> What is expected
All of the data should be output character for character, except the pictures.

> Dataset rows
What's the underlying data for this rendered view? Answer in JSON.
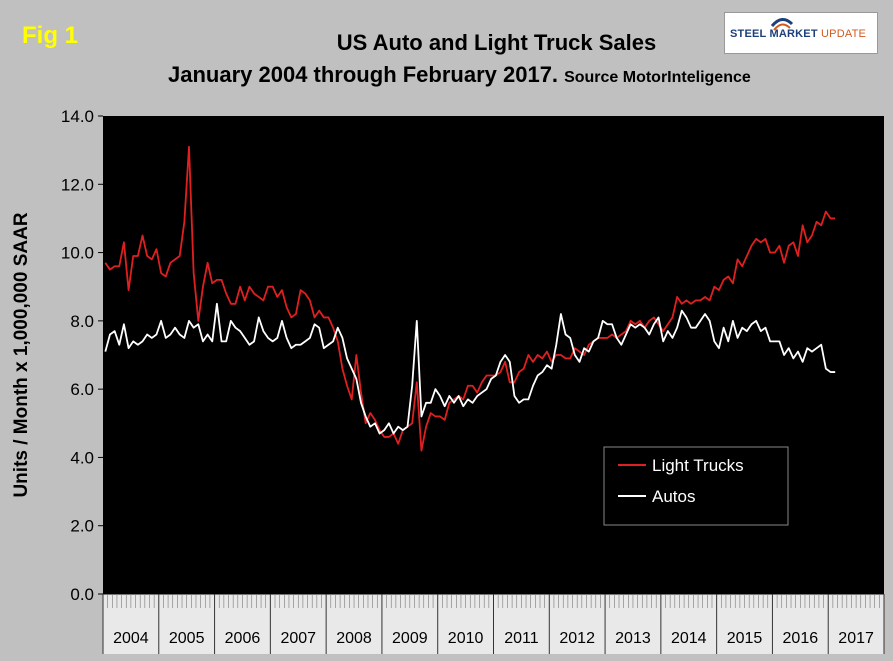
{
  "figure_label": "Fig 1",
  "title_line1": "US Auto and Light Truck Sales",
  "title_line2": "January 2004 through February 2017.",
  "source": "Source MotorInteligence",
  "logo": {
    "strong": "STEEL MARKET",
    "light": "UPDATE"
  },
  "colors": {
    "light_trucks": "#e02020",
    "autos": "#ffffff",
    "plot_bg": "#000000",
    "page_bg": "#c0c0c0"
  },
  "chart_data": {
    "type": "line",
    "ylabel": "Units / Month x 1,000,000 SAAR",
    "ylim": [
      0,
      14
    ],
    "yticks": [
      "0.0",
      "2.0",
      "4.0",
      "6.0",
      "8.0",
      "10.0",
      "12.0",
      "14.0"
    ],
    "years": [
      "2004",
      "2005",
      "2006",
      "2007",
      "2008",
      "2009",
      "2010",
      "2011",
      "2012",
      "2013",
      "2014",
      "2015",
      "2016",
      "2017"
    ],
    "x_start": "2004-01",
    "x_end": "2017-02",
    "legend_position": "lower-right",
    "series": [
      {
        "name": "Light Trucks",
        "values": [
          9.7,
          9.5,
          9.6,
          9.6,
          10.3,
          8.9,
          9.9,
          9.9,
          10.5,
          9.9,
          9.8,
          10.1,
          9.4,
          9.3,
          9.7,
          9.8,
          9.9,
          10.9,
          13.1,
          9.4,
          8.0,
          9.0,
          9.7,
          9.1,
          9.2,
          9.2,
          8.8,
          8.5,
          8.5,
          9.0,
          8.6,
          9.0,
          8.8,
          8.7,
          8.6,
          9.0,
          9.0,
          8.7,
          8.9,
          8.4,
          8.1,
          8.2,
          8.9,
          8.8,
          8.6,
          8.1,
          8.3,
          8.1,
          8.1,
          7.8,
          7.4,
          6.6,
          6.1,
          5.7,
          7.0,
          5.9,
          5.0,
          5.3,
          5.1,
          4.8,
          4.6,
          4.6,
          4.7,
          4.4,
          4.8,
          4.9,
          5.0,
          6.2,
          4.2,
          4.9,
          5.3,
          5.2,
          5.2,
          5.1,
          5.6,
          5.7,
          5.8,
          5.7,
          6.1,
          6.1,
          5.9,
          6.2,
          6.4,
          6.4,
          6.4,
          6.5,
          6.8,
          6.2,
          6.2,
          6.5,
          6.6,
          7.0,
          6.8,
          7.0,
          6.9,
          7.1,
          6.8,
          7.0,
          7.0,
          6.9,
          6.9,
          7.2,
          7.1,
          7.0,
          7.3,
          7.4,
          7.5,
          7.5,
          7.5,
          7.6,
          7.5,
          7.6,
          7.7,
          8.0,
          7.9,
          8.0,
          7.8,
          8.0,
          8.1,
          7.9,
          7.7,
          7.9,
          8.1,
          8.7,
          8.5,
          8.6,
          8.5,
          8.6,
          8.6,
          8.7,
          8.6,
          9.0,
          8.9,
          9.2,
          9.3,
          9.1,
          9.8,
          9.6,
          9.9,
          10.2,
          10.4,
          10.3,
          10.4,
          10.0,
          10.0,
          10.2,
          9.7,
          10.2,
          10.3,
          9.9,
          10.8,
          10.3,
          10.5,
          10.9,
          10.8,
          11.2,
          11.0,
          11.0
        ],
        "color": "#e02020"
      },
      {
        "name": "Autos",
        "values": [
          7.1,
          7.6,
          7.7,
          7.3,
          7.9,
          7.2,
          7.4,
          7.3,
          7.4,
          7.6,
          7.5,
          7.6,
          8.0,
          7.5,
          7.6,
          7.8,
          7.6,
          7.5,
          8.0,
          7.8,
          7.9,
          7.4,
          7.6,
          7.4,
          8.5,
          7.4,
          7.4,
          8.0,
          7.8,
          7.7,
          7.5,
          7.3,
          7.4,
          8.1,
          7.7,
          7.5,
          7.4,
          7.5,
          8.0,
          7.5,
          7.2,
          7.3,
          7.3,
          7.4,
          7.5,
          7.9,
          7.8,
          7.2,
          7.3,
          7.4,
          7.8,
          7.5,
          6.9,
          6.6,
          6.3,
          5.6,
          5.2,
          4.9,
          5.0,
          4.7,
          4.8,
          5.0,
          4.7,
          4.9,
          4.8,
          4.9,
          6.1,
          8.0,
          5.2,
          5.6,
          5.6,
          6.0,
          5.8,
          5.5,
          5.8,
          5.6,
          5.8,
          5.5,
          5.7,
          5.6,
          5.8,
          5.9,
          6.0,
          6.3,
          6.4,
          6.8,
          7.0,
          6.8,
          5.8,
          5.6,
          5.7,
          5.7,
          6.1,
          6.4,
          6.5,
          6.7,
          6.6,
          7.3,
          8.2,
          7.6,
          7.5,
          7.0,
          6.8,
          7.2,
          7.1,
          7.4,
          7.5,
          8.0,
          7.9,
          7.9,
          7.5,
          7.3,
          7.6,
          7.9,
          7.8,
          7.9,
          7.8,
          7.6,
          7.9,
          8.1,
          7.4,
          7.7,
          7.5,
          7.8,
          8.3,
          8.1,
          7.8,
          7.8,
          8.0,
          8.2,
          8.0,
          7.4,
          7.2,
          7.8,
          7.4,
          8.0,
          7.5,
          7.8,
          7.7,
          7.9,
          8.0,
          7.7,
          7.8,
          7.4,
          7.4,
          7.4,
          7.0,
          7.2,
          6.9,
          7.1,
          6.8,
          7.2,
          7.1,
          7.2,
          7.3,
          6.6,
          6.5,
          6.5
        ],
        "color": "#ffffff"
      }
    ]
  }
}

> Completed task
What's the underlying data for this rendered view? Answer in JSON.
{
  "figure_label": "Fig 1",
  "title_line1": "US Auto and Light Truck Sales",
  "title_line2": "January 2004 through February 2017.",
  "source": "Source MotorInteligence",
  "logo": {
    "strong": "STEEL MARKET",
    "light": "UPDATE"
  },
  "colors": {
    "light_trucks": "#e02020",
    "autos": "#ffffff",
    "plot_bg": "#000000",
    "page_bg": "#c0c0c0"
  },
  "chart_data": {
    "type": "line",
    "ylabel": "Units / Month x 1,000,000 SAAR",
    "ylim": [
      0,
      14
    ],
    "yticks": [
      "0.0",
      "2.0",
      "4.0",
      "6.0",
      "8.0",
      "10.0",
      "12.0",
      "14.0"
    ],
    "years": [
      "2004",
      "2005",
      "2006",
      "2007",
      "2008",
      "2009",
      "2010",
      "2011",
      "2012",
      "2013",
      "2014",
      "2015",
      "2016",
      "2017"
    ],
    "x_start": "2004-01",
    "x_end": "2017-02",
    "legend_position": "lower-right",
    "series": [
      {
        "name": "Light Trucks",
        "values": [
          9.7,
          9.5,
          9.6,
          9.6,
          10.3,
          8.9,
          9.9,
          9.9,
          10.5,
          9.9,
          9.8,
          10.1,
          9.4,
          9.3,
          9.7,
          9.8,
          9.9,
          10.9,
          13.1,
          9.4,
          8.0,
          9.0,
          9.7,
          9.1,
          9.2,
          9.2,
          8.8,
          8.5,
          8.5,
          9.0,
          8.6,
          9.0,
          8.8,
          8.7,
          8.6,
          9.0,
          9.0,
          8.7,
          8.9,
          8.4,
          8.1,
          8.2,
          8.9,
          8.8,
          8.6,
          8.1,
          8.3,
          8.1,
          8.1,
          7.8,
          7.4,
          6.6,
          6.1,
          5.7,
          7.0,
          5.9,
          5.0,
          5.3,
          5.1,
          4.8,
          4.6,
          4.6,
          4.7,
          4.4,
          4.8,
          4.9,
          5.0,
          6.2,
          4.2,
          4.9,
          5.3,
          5.2,
          5.2,
          5.1,
          5.6,
          5.7,
          5.8,
          5.7,
          6.1,
          6.1,
          5.9,
          6.2,
          6.4,
          6.4,
          6.4,
          6.5,
          6.8,
          6.2,
          6.2,
          6.5,
          6.6,
          7.0,
          6.8,
          7.0,
          6.9,
          7.1,
          6.8,
          7.0,
          7.0,
          6.9,
          6.9,
          7.2,
          7.1,
          7.0,
          7.3,
          7.4,
          7.5,
          7.5,
          7.5,
          7.6,
          7.5,
          7.6,
          7.7,
          8.0,
          7.9,
          8.0,
          7.8,
          8.0,
          8.1,
          7.9,
          7.7,
          7.9,
          8.1,
          8.7,
          8.5,
          8.6,
          8.5,
          8.6,
          8.6,
          8.7,
          8.6,
          9.0,
          8.9,
          9.2,
          9.3,
          9.1,
          9.8,
          9.6,
          9.9,
          10.2,
          10.4,
          10.3,
          10.4,
          10.0,
          10.0,
          10.2,
          9.7,
          10.2,
          10.3,
          9.9,
          10.8,
          10.3,
          10.5,
          10.9,
          10.8,
          11.2,
          11.0,
          11.0
        ],
        "color": "#e02020"
      },
      {
        "name": "Autos",
        "values": [
          7.1,
          7.6,
          7.7,
          7.3,
          7.9,
          7.2,
          7.4,
          7.3,
          7.4,
          7.6,
          7.5,
          7.6,
          8.0,
          7.5,
          7.6,
          7.8,
          7.6,
          7.5,
          8.0,
          7.8,
          7.9,
          7.4,
          7.6,
          7.4,
          8.5,
          7.4,
          7.4,
          8.0,
          7.8,
          7.7,
          7.5,
          7.3,
          7.4,
          8.1,
          7.7,
          7.5,
          7.4,
          7.5,
          8.0,
          7.5,
          7.2,
          7.3,
          7.3,
          7.4,
          7.5,
          7.9,
          7.8,
          7.2,
          7.3,
          7.4,
          7.8,
          7.5,
          6.9,
          6.6,
          6.3,
          5.6,
          5.2,
          4.9,
          5.0,
          4.7,
          4.8,
          5.0,
          4.7,
          4.9,
          4.8,
          4.9,
          6.1,
          8.0,
          5.2,
          5.6,
          5.6,
          6.0,
          5.8,
          5.5,
          5.8,
          5.6,
          5.8,
          5.5,
          5.7,
          5.6,
          5.8,
          5.9,
          6.0,
          6.3,
          6.4,
          6.8,
          7.0,
          6.8,
          5.8,
          5.6,
          5.7,
          5.7,
          6.1,
          6.4,
          6.5,
          6.7,
          6.6,
          7.3,
          8.2,
          7.6,
          7.5,
          7.0,
          6.8,
          7.2,
          7.1,
          7.4,
          7.5,
          8.0,
          7.9,
          7.9,
          7.5,
          7.3,
          7.6,
          7.9,
          7.8,
          7.9,
          7.8,
          7.6,
          7.9,
          8.1,
          7.4,
          7.7,
          7.5,
          7.8,
          8.3,
          8.1,
          7.8,
          7.8,
          8.0,
          8.2,
          8.0,
          7.4,
          7.2,
          7.8,
          7.4,
          8.0,
          7.5,
          7.8,
          7.7,
          7.9,
          8.0,
          7.7,
          7.8,
          7.4,
          7.4,
          7.4,
          7.0,
          7.2,
          6.9,
          7.1,
          6.8,
          7.2,
          7.1,
          7.2,
          7.3,
          6.6,
          6.5,
          6.5
        ],
        "color": "#ffffff"
      }
    ]
  }
}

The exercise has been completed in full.